→ PROBLEM DESCRIPTION
Repeat each entry as written and leave the images out of the copy.

→ MATERIAL PROVIDED
>> begin
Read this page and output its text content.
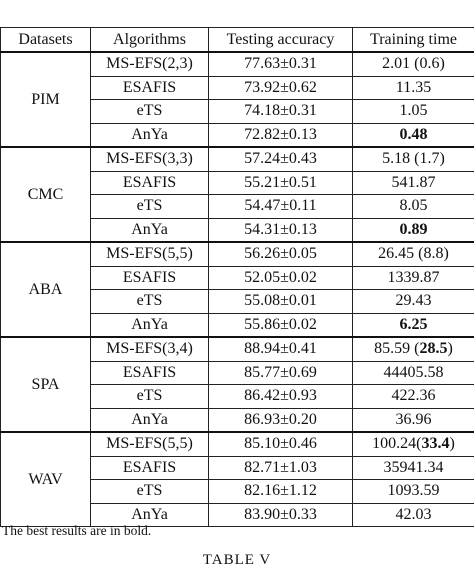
Datasets	Algorithms	Testing accuracy	Training time
PIM	MS-EFS(2,3)	77.63±0.31	2.01 (0.6)
	ESAFIS	73.92±0.62	11.35
	eTS	74.18±0.31	1.05
	AnYa	72.82±0.13	0.48
CMC	MS-EFS(3,3)	57.24±0.43	5.18 (1.7)
	ESAFIS	55.21±0.51	541.87
	eTS	54.47±0.11	8.05
	AnYa	54.31±0.13	0.89
ABA	MS-EFS(5,5)	56.26±0.05	26.45 (8.8)
	ESAFIS	52.05±0.02	1339.87
	eTS	55.08±0.01	29.43
	AnYa	55.86±0.02	6.25
SPA	MS-EFS(3,4)	88.94±0.41	85.59 (28.5)
	ESAFIS	85.77±0.69	44405.58
	eTS	86.42±0.93	422.36
	AnYa	86.93±0.20	36.96
WAV	MS-EFS(5,5)	85.10±0.46	100.24(33.4)
	ESAFIS	82.71±1.03	35941.34
	eTS	82.16±1.12	1093.59
	AnYa	83.90±0.33	42.03
The best results are in bold.
TABLE V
>> end
→ REPLY
Read this page and output its text content.
Datasets	Algorithms	Testing accuracy	Training time
PIM	MS-EFS(2,3)	77.63±0.31	2.01 (0.6)
	ESAFIS	73.92±0.62	11.35
	eTS	74.18±0.31	1.05
	AnYa	72.82±0.13	0.48
CMC	MS-EFS(3,3)	57.24±0.43	5.18 (1.7)
	ESAFIS	55.21±0.51	541.87
	eTS	54.47±0.11	8.05
	AnYa	54.31±0.13	0.89
ABA	MS-EFS(5,5)	56.26±0.05	26.45 (8.8)
	ESAFIS	52.05±0.02	1339.87
	eTS	55.08±0.01	29.43
	AnYa	55.86±0.02	6.25
SPA	MS-EFS(3,4)	88.94±0.41	85.59 (28.5)
	ESAFIS	85.77±0.69	44405.58
	eTS	86.42±0.93	422.36
	AnYa	86.93±0.20	36.96
WAV	MS-EFS(5,5)	85.10±0.46	100.24(33.4)
	ESAFIS	82.71±1.03	35941.34
	eTS	82.16±1.12	1093.59
	AnYa	83.90±0.33	42.03
The best results are in bold.
TABLE V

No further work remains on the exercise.